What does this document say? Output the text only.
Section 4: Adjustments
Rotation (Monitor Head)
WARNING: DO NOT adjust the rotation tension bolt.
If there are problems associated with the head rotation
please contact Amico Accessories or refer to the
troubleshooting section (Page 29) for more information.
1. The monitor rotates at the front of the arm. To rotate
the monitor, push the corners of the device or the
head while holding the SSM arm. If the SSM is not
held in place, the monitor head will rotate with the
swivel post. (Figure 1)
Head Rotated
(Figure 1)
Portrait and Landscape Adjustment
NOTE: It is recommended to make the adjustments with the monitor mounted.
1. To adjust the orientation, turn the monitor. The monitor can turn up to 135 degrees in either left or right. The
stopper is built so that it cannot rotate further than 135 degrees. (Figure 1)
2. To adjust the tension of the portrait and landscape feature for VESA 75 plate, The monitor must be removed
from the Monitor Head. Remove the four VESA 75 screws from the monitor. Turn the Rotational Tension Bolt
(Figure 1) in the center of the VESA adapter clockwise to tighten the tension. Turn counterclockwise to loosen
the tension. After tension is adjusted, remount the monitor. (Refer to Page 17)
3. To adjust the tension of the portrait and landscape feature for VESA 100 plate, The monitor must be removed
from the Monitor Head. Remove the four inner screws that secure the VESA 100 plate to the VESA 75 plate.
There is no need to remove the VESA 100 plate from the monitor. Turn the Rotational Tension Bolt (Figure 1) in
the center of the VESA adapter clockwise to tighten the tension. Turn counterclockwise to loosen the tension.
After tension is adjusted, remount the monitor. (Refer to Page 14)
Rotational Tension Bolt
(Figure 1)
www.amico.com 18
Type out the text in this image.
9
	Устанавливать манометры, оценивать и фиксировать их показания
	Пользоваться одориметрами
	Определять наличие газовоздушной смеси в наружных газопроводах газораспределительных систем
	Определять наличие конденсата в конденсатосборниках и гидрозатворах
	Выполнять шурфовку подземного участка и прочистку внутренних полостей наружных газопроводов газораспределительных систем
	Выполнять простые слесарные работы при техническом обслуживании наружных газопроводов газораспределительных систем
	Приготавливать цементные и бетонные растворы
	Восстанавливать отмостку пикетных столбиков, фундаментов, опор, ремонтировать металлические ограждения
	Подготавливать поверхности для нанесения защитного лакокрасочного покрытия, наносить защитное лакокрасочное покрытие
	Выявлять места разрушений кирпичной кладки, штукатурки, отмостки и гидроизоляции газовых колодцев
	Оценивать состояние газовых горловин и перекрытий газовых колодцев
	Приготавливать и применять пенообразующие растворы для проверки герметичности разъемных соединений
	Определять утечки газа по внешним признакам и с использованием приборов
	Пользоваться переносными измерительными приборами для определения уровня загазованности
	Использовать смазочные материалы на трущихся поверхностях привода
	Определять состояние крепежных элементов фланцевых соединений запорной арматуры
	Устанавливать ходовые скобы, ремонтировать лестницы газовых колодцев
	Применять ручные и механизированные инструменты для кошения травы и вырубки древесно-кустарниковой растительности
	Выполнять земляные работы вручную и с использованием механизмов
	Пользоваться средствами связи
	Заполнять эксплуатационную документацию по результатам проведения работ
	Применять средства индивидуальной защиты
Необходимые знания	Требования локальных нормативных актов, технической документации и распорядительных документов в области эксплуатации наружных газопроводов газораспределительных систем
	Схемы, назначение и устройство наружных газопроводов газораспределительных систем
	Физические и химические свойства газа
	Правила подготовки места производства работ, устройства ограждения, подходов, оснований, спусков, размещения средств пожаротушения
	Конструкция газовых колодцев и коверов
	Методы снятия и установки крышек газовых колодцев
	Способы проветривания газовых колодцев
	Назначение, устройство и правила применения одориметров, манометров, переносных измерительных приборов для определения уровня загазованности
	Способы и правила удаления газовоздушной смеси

------------------------------------

= Given problem =
Report how many lines of the preceding records include "that". Output the number only.

= The reply =
2